> **Problem**
Pick out all lines in the listing holding the string "Requisition" and copy them.

> **Dataset extract**

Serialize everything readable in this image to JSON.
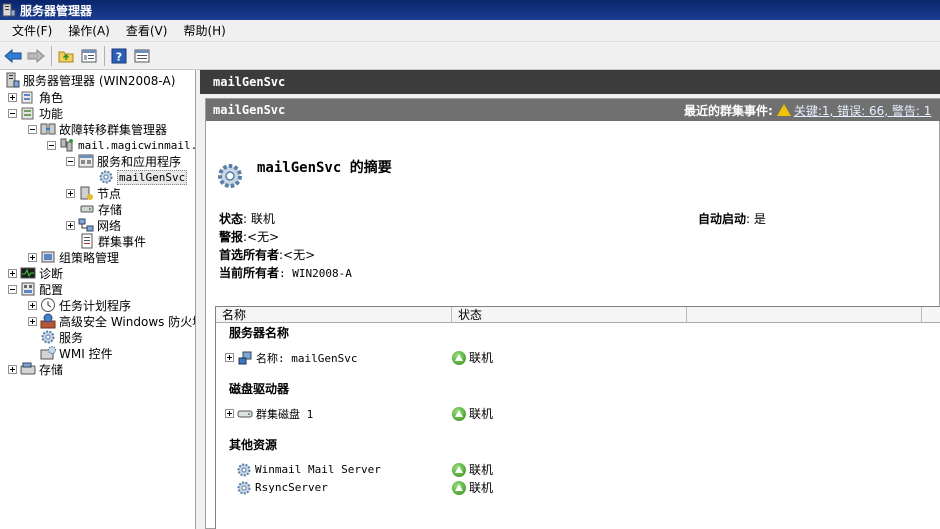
{
  "window": {
    "title": "服务器管理器"
  },
  "menu": [
    "文件(F)",
    "操作(A)",
    "查看(V)",
    "帮助(H)"
  ],
  "toolbar": {
    "icons": [
      "back-icon",
      "forward-icon",
      "up-folder-icon",
      "show-hide-tree-icon",
      "help-icon",
      "properties-icon"
    ]
  },
  "tree": {
    "root": "服务器管理器 (WIN2008-A)",
    "items": [
      {
        "label": "角色"
      },
      {
        "label": "功能"
      },
      {
        "label": "故障转移群集管理器"
      },
      {
        "label": "mail.magicwinmail.c"
      },
      {
        "label": "服务和应用程序"
      },
      {
        "label": "mailGenSvc"
      },
      {
        "label": "节点"
      },
      {
        "label": "存储"
      },
      {
        "label": "网络"
      },
      {
        "label": "群集事件"
      },
      {
        "label": "组策略管理"
      },
      {
        "label": "诊断"
      },
      {
        "label": "配置"
      },
      {
        "label": "任务计划程序"
      },
      {
        "label": "高级安全 Windows 防火墙"
      },
      {
        "label": "服务"
      },
      {
        "label": "WMI 控件"
      },
      {
        "label": "存储"
      }
    ]
  },
  "right": {
    "header_title": "mailGenSvc",
    "panel_title": "mailGenSvc",
    "events_label": "最近的群集事件:",
    "events_link": "关键:1, 错误: 66, 警告: 1",
    "summary_title": "mailGenSvc 的摘要",
    "props": {
      "status_key": "状态",
      "status_val": ": 联机",
      "alert_key": "警报",
      "alert_val": ":<无>",
      "preferred_key": "首选所有者",
      "preferred_val": ":<无>",
      "current_key": "当前所有者",
      "current_val": ": WIN2008-A",
      "autostart_key": "自动启动",
      "autostart_val": ": 是"
    },
    "columns": [
      "名称",
      "状态"
    ],
    "groups": {
      "server_name": "服务器名称",
      "disks": "磁盘驱动器",
      "other": "其他资源"
    },
    "resources": {
      "server_name_row": {
        "name": "名称: mailGenSvc",
        "status": "联机"
      },
      "disk_row": {
        "name": "群集磁盘 1",
        "status": "联机"
      },
      "other_rows": [
        {
          "name": "Winmail Mail Server",
          "status": "联机"
        },
        {
          "name": "RsyncServer",
          "status": "联机"
        }
      ]
    }
  }
}
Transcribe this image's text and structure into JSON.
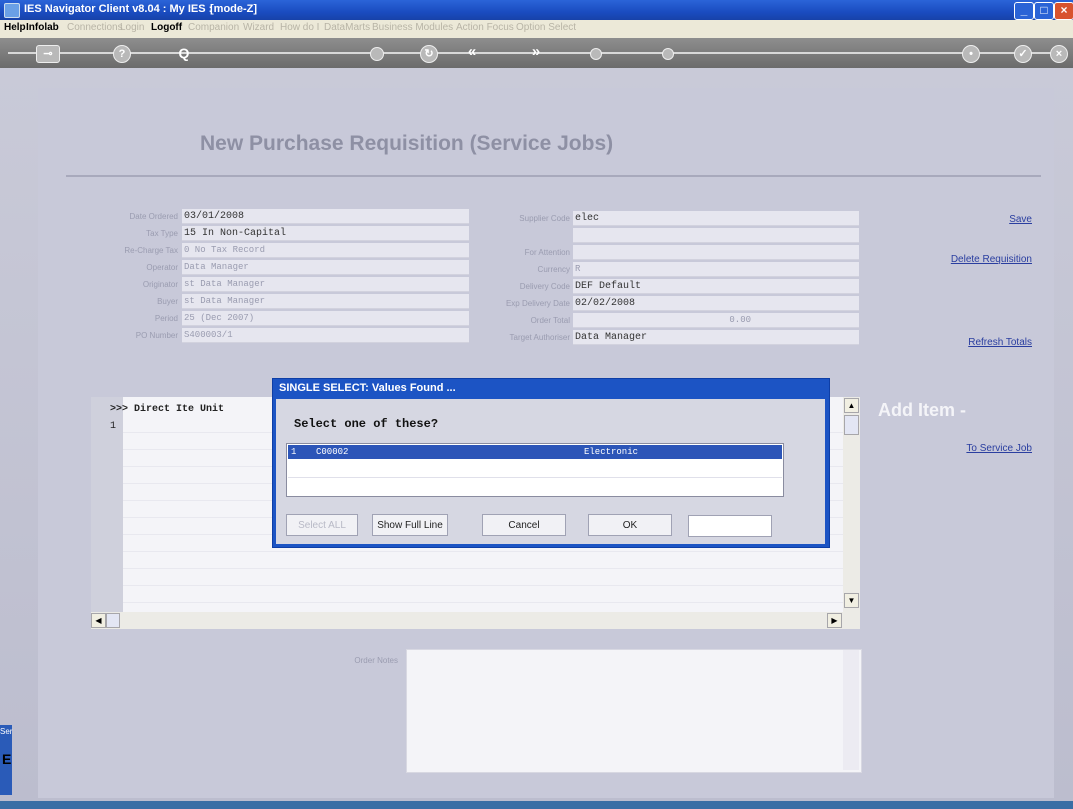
{
  "window": {
    "title": "IES Navigator Client v8.04 : My IES :",
    "mode": "[mode-Z]"
  },
  "menu": [
    {
      "label": "Help",
      "active": true
    },
    {
      "label": "Infolab",
      "active": true
    },
    {
      "label": "Connections",
      "active": false
    },
    {
      "label": "Login",
      "active": false
    },
    {
      "label": "Logoff",
      "active": true
    },
    {
      "label": "Companion",
      "active": false
    },
    {
      "label": "Wizard",
      "active": false
    },
    {
      "label": "How do I",
      "active": false
    },
    {
      "label": "DataMarts",
      "active": false
    },
    {
      "label": "Business Modules",
      "active": false
    },
    {
      "label": "Action Focus",
      "active": false
    },
    {
      "label": "Option Select",
      "active": false
    }
  ],
  "toolbar": {
    "help_icon": "?",
    "search_icon": "Q",
    "back_icon": "«",
    "forward_icon": "»",
    "confirm_icon": "✓",
    "close_icon": "×"
  },
  "page": {
    "title": "New Purchase Requisition (Service Jobs)"
  },
  "left_fields": [
    {
      "label": "Date Ordered",
      "value": "03/01/2008",
      "faint": false
    },
    {
      "label": "Tax Type",
      "value": "15 In Non-Capital",
      "faint": false
    },
    {
      "label": "Re-Charge Tax",
      "value": "0 No Tax Record",
      "faint": true
    },
    {
      "label": "Operator",
      "value": "Data Manager",
      "faint": true
    },
    {
      "label": "Originator",
      "value": "st Data Manager",
      "faint": true
    },
    {
      "label": "Buyer",
      "value": "st Data Manager",
      "faint": true
    },
    {
      "label": "Period",
      "value": "25  (Dec 2007)",
      "faint": true
    },
    {
      "label": "PO Number",
      "value": "S400003/1",
      "faint": true
    }
  ],
  "right_fields": [
    {
      "label": "Supplier Code",
      "value": "elec",
      "faint": false
    },
    {
      "label": "",
      "value": "",
      "faint": false
    },
    {
      "label": "For Attention",
      "value": "",
      "faint": false
    },
    {
      "label": "Currency",
      "value": "R",
      "faint": true
    },
    {
      "label": "Delivery Code",
      "value": "DEF Default",
      "faint": false
    },
    {
      "label": "Exp Delivery Date",
      "value": "02/02/2008",
      "faint": false
    },
    {
      "label": "Order Total",
      "value": "0.00",
      "faint": true
    },
    {
      "label": "Target Authoriser",
      "value": "Data Manager",
      "faint": false
    }
  ],
  "actions": {
    "save": "Save",
    "delete": "Delete Requisition",
    "refresh": "Refresh Totals",
    "add_item": "Add Item -",
    "to_service_job": "To Service Job"
  },
  "grid": {
    "header": ">>> Direct Ite Unit",
    "row_number": "1"
  },
  "notes": {
    "label": "Order Notes"
  },
  "dialog": {
    "title": "SINGLE SELECT: Values Found ...",
    "prompt": "Select one of these?",
    "selected_row": {
      "index": "1",
      "code": "C00002",
      "name": "Electronic"
    },
    "buttons": {
      "select_all": "Select ALL",
      "show_full_line": "Show Full Line",
      "cancel": "Cancel",
      "ok": "OK"
    }
  },
  "side_tab": {
    "top": "Ser",
    "letter": "E"
  }
}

> **Right answer**
    "title": "New Purchase Requisition (Service Jobs)"
    "delete": "Delete Requisition",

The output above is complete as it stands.